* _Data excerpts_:
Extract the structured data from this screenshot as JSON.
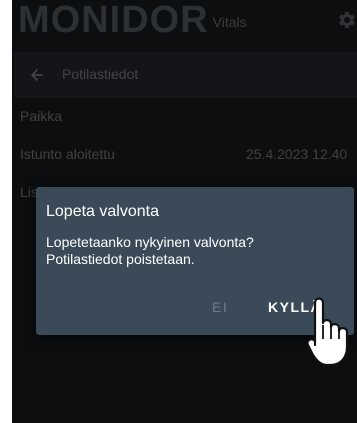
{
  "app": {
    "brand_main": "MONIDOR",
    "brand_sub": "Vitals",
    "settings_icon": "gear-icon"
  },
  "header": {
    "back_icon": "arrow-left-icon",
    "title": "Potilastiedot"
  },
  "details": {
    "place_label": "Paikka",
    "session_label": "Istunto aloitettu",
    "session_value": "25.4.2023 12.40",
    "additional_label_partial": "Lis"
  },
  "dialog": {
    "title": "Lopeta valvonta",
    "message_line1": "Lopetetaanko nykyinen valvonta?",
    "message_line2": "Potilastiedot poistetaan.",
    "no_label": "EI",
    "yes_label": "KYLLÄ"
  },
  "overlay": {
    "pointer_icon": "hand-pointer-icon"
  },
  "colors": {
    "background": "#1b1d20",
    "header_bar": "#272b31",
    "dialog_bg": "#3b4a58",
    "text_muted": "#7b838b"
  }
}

==

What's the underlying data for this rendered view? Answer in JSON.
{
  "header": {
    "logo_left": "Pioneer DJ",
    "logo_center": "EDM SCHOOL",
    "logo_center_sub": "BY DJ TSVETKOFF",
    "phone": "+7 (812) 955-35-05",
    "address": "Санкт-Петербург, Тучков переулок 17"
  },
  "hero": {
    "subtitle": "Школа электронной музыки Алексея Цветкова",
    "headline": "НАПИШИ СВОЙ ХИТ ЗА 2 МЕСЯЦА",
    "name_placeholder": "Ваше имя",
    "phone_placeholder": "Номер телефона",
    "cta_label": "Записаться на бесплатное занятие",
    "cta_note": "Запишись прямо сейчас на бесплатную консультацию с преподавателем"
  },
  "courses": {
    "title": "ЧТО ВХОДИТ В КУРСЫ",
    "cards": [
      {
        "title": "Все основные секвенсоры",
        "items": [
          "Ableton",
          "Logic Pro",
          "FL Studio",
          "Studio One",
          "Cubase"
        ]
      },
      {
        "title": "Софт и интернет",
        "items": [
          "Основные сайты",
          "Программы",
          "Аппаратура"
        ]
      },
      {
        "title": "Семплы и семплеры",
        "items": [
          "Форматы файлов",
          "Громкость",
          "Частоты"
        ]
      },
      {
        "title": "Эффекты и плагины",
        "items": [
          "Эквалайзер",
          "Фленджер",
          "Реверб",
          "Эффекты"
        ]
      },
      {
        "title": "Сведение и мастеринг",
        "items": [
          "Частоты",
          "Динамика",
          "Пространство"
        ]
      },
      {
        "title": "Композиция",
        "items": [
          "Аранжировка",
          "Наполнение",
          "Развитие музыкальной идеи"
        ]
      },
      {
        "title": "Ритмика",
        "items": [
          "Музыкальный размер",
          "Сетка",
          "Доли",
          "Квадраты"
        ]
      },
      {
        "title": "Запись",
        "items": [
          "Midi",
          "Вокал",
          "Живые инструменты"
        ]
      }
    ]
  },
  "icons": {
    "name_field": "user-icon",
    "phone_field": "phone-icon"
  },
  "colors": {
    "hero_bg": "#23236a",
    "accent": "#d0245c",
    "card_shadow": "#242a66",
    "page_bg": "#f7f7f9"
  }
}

* _Task goal_:
Search the data for the string "JSON". List each line that has it.

* _Solved exercise_:
Extract the structured data from this screenshot as JSON.
What's the underlying data for this rendered view? Answer in JSON.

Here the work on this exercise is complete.